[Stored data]

------------------------------------------------

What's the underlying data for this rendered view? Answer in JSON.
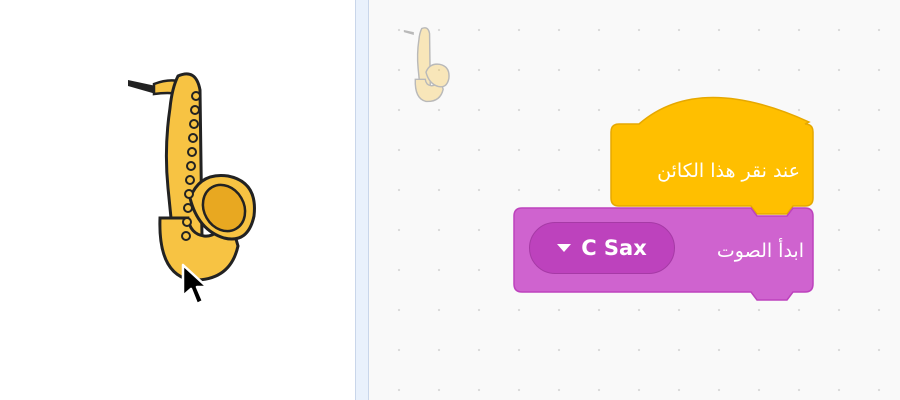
{
  "stage": {
    "sprite_name": "saxophone-sprite"
  },
  "code_area": {
    "hat_block": {
      "label": "عند نقر هذا الكائن",
      "color": "#ffbf00"
    },
    "sound_block": {
      "label": "ابدأ الصوت",
      "sound_value": "C Sax",
      "color": "#cf63cf",
      "dropdown_color": "#bd42bd"
    }
  },
  "icons": {
    "sprite": "saxophone-icon",
    "cursor": "mouse-pointer-icon",
    "dropdown": "triangle-down-icon"
  }
}
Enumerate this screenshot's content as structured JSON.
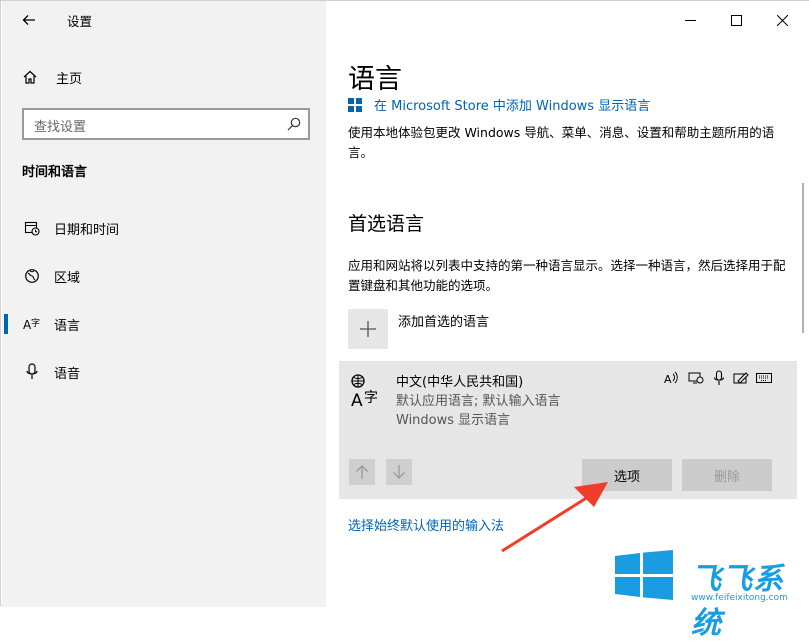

------------------------------------------------

Reproduce the listing above exactly, excluding all pictures.

What's the underlying data for this rendered view? Answer in JSON.
{
  "stage": {
    "sprite_name": "saxophone-sprite"
  },
  "code_area": {
    "hat_block": {
      "label": "عند نقر هذا الكائن",
      "color": "#ffbf00"
    },
    "sound_block": {
      "label": "ابدأ الصوت",
      "sound_value": "C Sax",
      "color": "#cf63cf",
      "dropdown_color": "#bd42bd"
    }
  },
  "icons": {
    "sprite": "saxophone-icon",
    "cursor": "mouse-pointer-icon",
    "dropdown": "triangle-down-icon"
  }
}
Enumerate this screenshot's content as structured JSON.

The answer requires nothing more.